--- EXERCISE PROMPT ---
Type out every line below exactly as it reads.

--- DATA SUPPLIED ---
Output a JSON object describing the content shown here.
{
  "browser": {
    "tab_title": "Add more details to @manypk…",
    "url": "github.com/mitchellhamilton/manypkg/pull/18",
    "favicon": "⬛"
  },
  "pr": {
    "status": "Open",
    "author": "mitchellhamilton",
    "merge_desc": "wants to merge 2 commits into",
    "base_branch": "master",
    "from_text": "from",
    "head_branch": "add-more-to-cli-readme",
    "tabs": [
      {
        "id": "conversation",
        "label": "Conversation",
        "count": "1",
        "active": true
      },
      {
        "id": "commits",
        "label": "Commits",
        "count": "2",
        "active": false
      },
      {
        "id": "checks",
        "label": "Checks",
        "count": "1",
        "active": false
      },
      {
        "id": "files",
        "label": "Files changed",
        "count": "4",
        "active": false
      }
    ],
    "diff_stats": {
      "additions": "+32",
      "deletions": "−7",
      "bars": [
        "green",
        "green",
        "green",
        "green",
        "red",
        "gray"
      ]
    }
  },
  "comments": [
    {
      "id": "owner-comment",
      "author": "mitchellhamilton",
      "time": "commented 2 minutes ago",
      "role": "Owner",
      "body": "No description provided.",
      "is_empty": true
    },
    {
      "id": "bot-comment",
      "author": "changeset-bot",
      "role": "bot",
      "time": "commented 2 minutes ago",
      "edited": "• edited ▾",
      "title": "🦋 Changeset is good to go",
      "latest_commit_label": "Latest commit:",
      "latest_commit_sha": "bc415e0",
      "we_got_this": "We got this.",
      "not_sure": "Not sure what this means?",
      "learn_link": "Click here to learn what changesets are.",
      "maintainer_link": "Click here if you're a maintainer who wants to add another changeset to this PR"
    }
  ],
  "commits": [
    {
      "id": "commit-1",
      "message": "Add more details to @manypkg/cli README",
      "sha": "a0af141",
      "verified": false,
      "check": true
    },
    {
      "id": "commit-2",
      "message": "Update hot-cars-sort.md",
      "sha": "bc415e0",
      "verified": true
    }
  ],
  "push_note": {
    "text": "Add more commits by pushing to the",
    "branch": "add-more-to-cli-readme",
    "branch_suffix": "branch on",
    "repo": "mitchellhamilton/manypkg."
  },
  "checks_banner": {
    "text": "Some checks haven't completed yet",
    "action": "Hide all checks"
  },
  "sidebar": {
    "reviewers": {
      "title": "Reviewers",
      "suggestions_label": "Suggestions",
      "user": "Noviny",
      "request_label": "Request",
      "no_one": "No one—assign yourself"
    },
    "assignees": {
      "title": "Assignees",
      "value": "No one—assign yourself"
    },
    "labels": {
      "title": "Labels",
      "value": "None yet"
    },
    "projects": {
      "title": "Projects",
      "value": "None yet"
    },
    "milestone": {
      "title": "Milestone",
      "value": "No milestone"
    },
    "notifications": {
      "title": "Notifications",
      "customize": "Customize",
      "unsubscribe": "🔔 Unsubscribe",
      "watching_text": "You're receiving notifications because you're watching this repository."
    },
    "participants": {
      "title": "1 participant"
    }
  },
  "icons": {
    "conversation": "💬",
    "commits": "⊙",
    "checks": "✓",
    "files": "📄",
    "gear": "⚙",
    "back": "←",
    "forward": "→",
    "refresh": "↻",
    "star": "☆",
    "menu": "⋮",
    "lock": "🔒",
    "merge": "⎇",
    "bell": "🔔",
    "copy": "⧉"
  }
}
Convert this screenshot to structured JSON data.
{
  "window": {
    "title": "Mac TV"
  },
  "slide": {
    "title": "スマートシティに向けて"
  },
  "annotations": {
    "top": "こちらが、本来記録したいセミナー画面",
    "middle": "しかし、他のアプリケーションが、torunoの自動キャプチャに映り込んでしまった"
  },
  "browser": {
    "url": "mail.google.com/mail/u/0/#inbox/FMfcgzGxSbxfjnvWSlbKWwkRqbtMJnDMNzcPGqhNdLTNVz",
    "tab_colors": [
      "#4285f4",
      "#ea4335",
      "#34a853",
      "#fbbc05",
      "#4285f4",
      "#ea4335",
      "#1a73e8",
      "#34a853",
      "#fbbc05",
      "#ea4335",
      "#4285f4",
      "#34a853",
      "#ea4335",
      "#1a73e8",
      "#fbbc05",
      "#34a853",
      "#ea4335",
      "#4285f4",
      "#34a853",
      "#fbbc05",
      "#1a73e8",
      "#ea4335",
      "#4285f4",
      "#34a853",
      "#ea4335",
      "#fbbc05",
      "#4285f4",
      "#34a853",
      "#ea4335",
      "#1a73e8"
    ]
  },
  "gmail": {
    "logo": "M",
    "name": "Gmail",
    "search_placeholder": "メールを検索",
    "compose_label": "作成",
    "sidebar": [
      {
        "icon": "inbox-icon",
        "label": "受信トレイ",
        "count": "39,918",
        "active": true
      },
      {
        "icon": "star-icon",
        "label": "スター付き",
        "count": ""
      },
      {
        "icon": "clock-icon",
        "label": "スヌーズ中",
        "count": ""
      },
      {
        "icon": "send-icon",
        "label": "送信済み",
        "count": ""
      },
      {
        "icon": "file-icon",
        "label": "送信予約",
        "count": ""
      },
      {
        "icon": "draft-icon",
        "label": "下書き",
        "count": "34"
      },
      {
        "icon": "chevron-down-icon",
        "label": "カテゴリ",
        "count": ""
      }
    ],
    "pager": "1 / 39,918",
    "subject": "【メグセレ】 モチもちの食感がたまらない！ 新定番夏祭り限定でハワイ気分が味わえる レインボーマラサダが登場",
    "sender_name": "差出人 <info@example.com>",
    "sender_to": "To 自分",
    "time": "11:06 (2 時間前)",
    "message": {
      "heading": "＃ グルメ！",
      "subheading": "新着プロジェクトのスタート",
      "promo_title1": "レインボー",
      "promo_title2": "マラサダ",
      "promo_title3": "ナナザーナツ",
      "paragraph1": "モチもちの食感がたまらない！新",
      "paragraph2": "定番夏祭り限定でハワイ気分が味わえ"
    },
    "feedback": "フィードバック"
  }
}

--- RESPONSE FOR THIS EXERCISE ---
Output a JSON object describing the content shown here.
{
  "browser": {
    "tab_title": "Add more details to @manypk…",
    "url": "github.com/mitchellhamilton/manypkg/pull/18",
    "favicon": "⬛"
  },
  "pr": {
    "status": "Open",
    "author": "mitchellhamilton",
    "merge_desc": "wants to merge 2 commits into",
    "base_branch": "master",
    "from_text": "from",
    "head_branch": "add-more-to-cli-readme",
    "tabs": [
      {
        "id": "conversation",
        "label": "Conversation",
        "count": "1",
        "active": true
      },
      {
        "id": "commits",
        "label": "Commits",
        "count": "2",
        "active": false
      },
      {
        "id": "checks",
        "label": "Checks",
        "count": "1",
        "active": false
      },
      {
        "id": "files",
        "label": "Files changed",
        "count": "4",
        "active": false
      }
    ],
    "diff_stats": {
      "additions": "+32",
      "deletions": "−7",
      "bars": [
        "green",
        "green",
        "green",
        "green",
        "red",
        "gray"
      ]
    }
  },
  "comments": [
    {
      "id": "owner-comment",
      "author": "mitchellhamilton",
      "time": "commented 2 minutes ago",
      "role": "Owner",
      "body": "No description provided.",
      "is_empty": true
    },
    {
      "id": "bot-comment",
      "author": "changeset-bot",
      "role": "bot",
      "time": "commented 2 minutes ago",
      "edited": "• edited ▾",
      "title": "🦋 Changeset is good to go",
      "latest_commit_label": "Latest commit:",
      "latest_commit_sha": "bc415e0",
      "we_got_this": "We got this.",
      "not_sure": "Not sure what this means?",
      "learn_link": "Click here to learn what changesets are.",
      "maintainer_link": "Click here if you're a maintainer who wants to add another changeset to this PR"
    }
  ],
  "commits": [
    {
      "id": "commit-1",
      "message": "Add more details to @manypkg/cli README",
      "sha": "a0af141",
      "verified": false,
      "check": true
    },
    {
      "id": "commit-2",
      "message": "Update hot-cars-sort.md",
      "sha": "bc415e0",
      "verified": true
    }
  ],
  "push_note": {
    "text": "Add more commits by pushing to the",
    "branch": "add-more-to-cli-readme",
    "branch_suffix": "branch on",
    "repo": "mitchellhamilton/manypkg."
  },
  "checks_banner": {
    "text": "Some checks haven't completed yet",
    "action": "Hide all checks"
  },
  "sidebar": {
    "reviewers": {
      "title": "Reviewers",
      "suggestions_label": "Suggestions",
      "user": "Noviny",
      "request_label": "Request",
      "no_one": "No one—assign yourself"
    },
    "assignees": {
      "title": "Assignees",
      "value": "No one—assign yourself"
    },
    "labels": {
      "title": "Labels",
      "value": "None yet"
    },
    "projects": {
      "title": "Projects",
      "value": "None yet"
    },
    "milestone": {
      "title": "Milestone",
      "value": "No milestone"
    },
    "notifications": {
      "title": "Notifications",
      "customize": "Customize",
      "unsubscribe": "🔔 Unsubscribe",
      "watching_text": "You're receiving notifications because you're watching this repository."
    },
    "participants": {
      "title": "1 participant"
    }
  },
  "icons": {
    "conversation": "💬",
    "commits": "⊙",
    "checks": "✓",
    "files": "📄",
    "gear": "⚙",
    "back": "←",
    "forward": "→",
    "refresh": "↻",
    "star": "☆",
    "menu": "⋮",
    "lock": "🔒",
    "merge": "⎇",
    "bell": "🔔",
    "copy": "⧉"
  }
}
Convert this screenshot to structured JSON data.
{
  "window": {
    "title": "Mac TV"
  },
  "slide": {
    "title": "スマートシティに向けて"
  },
  "annotations": {
    "top": "こちらが、本来記録したいセミナー画面",
    "middle": "しかし、他のアプリケーションが、torunoの自動キャプチャに映り込んでしまった"
  },
  "browser": {
    "url": "mail.google.com/mail/u/0/#inbox/FMfcgzGxSbxfjnvWSlbKWwkRqbtMJnDMNzcPGqhNdLTNVz",
    "tab_colors": [
      "#4285f4",
      "#ea4335",
      "#34a853",
      "#fbbc05",
      "#4285f4",
      "#ea4335",
      "#1a73e8",
      "#34a853",
      "#fbbc05",
      "#ea4335",
      "#4285f4",
      "#34a853",
      "#ea4335",
      "#1a73e8",
      "#fbbc05",
      "#34a853",
      "#ea4335",
      "#4285f4",
      "#34a853",
      "#fbbc05",
      "#1a73e8",
      "#ea4335",
      "#4285f4",
      "#34a853",
      "#ea4335",
      "#fbbc05",
      "#4285f4",
      "#34a853",
      "#ea4335",
      "#1a73e8"
    ]
  },
  "gmail": {
    "logo": "M",
    "name": "Gmail",
    "search_placeholder": "メールを検索",
    "compose_label": "作成",
    "sidebar": [
      {
        "icon": "inbox-icon",
        "label": "受信トレイ",
        "count": "39,918",
        "active": true
      },
      {
        "icon": "star-icon",
        "label": "スター付き",
        "count": ""
      },
      {
        "icon": "clock-icon",
        "label": "スヌーズ中",
        "count": ""
      },
      {
        "icon": "send-icon",
        "label": "送信済み",
        "count": ""
      },
      {
        "icon": "file-icon",
        "label": "送信予約",
        "count": ""
      },
      {
        "icon": "draft-icon",
        "label": "下書き",
        "count": "34"
      },
      {
        "icon": "chevron-down-icon",
        "label": "カテゴリ",
        "count": ""
      }
    ],
    "pager": "1 / 39,918",
    "subject": "【メグセレ】 モチもちの食感がたまらない！ 新定番夏祭り限定でハワイ気分が味わえる レインボーマラサダが登場",
    "sender_name": "差出人 <info@example.com>",
    "sender_to": "To 自分",
    "time": "11:06 (2 時間前)",
    "message": {
      "heading": "＃ グルメ！",
      "subheading": "新着プロジェクトのスタート",
      "promo_title1": "レインボー",
      "promo_title2": "マラサダ",
      "promo_title3": "ナナザーナツ",
      "paragraph1": "モチもちの食感がたまらない！新",
      "paragraph2": "定番夏祭り限定でハワイ気分が味わえ"
    },
    "feedback": "フィードバック"
  }
}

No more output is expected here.